#### DATA SECTION
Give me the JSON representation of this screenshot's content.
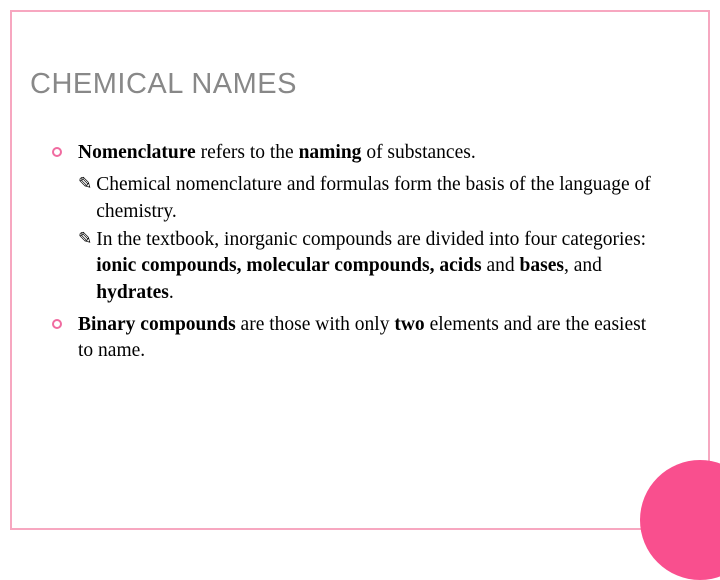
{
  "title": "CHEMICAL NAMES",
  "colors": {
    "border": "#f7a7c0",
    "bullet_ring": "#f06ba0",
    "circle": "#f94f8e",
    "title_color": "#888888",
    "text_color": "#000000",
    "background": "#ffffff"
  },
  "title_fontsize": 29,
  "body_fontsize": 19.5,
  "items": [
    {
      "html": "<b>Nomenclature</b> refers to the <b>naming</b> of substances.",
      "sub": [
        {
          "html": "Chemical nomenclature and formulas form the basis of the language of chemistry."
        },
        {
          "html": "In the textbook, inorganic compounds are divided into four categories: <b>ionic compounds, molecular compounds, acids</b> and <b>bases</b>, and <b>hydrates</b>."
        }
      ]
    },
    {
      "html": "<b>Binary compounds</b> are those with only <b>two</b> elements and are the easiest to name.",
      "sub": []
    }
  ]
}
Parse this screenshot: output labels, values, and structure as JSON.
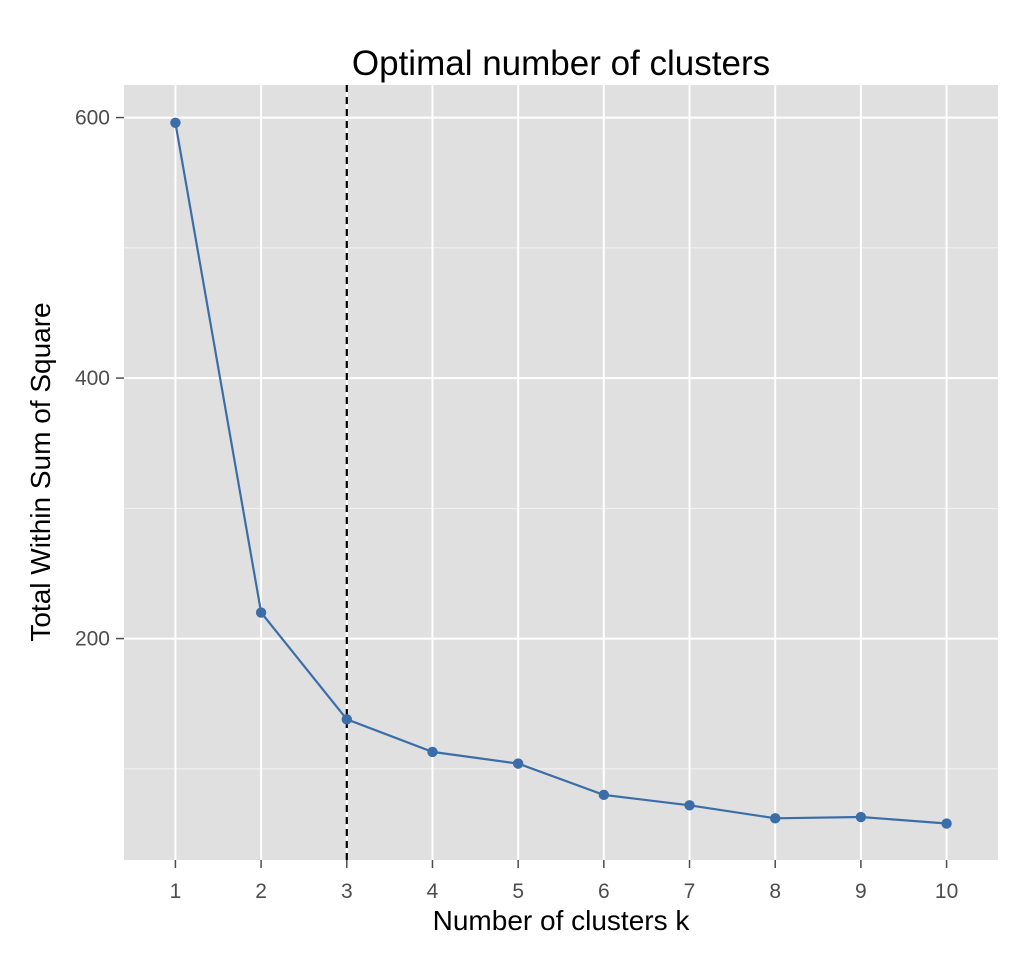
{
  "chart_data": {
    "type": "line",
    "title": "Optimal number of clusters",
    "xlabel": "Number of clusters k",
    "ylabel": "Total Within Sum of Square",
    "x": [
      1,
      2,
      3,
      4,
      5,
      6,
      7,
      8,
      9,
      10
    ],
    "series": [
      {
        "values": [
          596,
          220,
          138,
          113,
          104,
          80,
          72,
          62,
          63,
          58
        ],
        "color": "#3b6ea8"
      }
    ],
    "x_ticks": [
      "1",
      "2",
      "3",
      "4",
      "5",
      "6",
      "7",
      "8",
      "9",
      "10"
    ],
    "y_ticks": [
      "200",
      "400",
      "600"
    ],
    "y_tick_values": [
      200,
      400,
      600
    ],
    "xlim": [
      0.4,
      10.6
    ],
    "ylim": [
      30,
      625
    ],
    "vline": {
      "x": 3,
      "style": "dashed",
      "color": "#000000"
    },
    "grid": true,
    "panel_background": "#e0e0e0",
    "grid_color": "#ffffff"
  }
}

#### SHORT PROBLEM
Within the material above, find the lines that contain the word "compounds"; copy them.

#### COMPLETE OUTPUT
          "html": "In the textbook, inorganic compounds are divided into four categories: <b>ionic compounds, molecular compounds, acids</b> and <b>bases</b>, and <b>hydrates</b>."
      "html": "<b>Binary compounds</b> are those with only <b>two</b> elements and are the easiest to name.",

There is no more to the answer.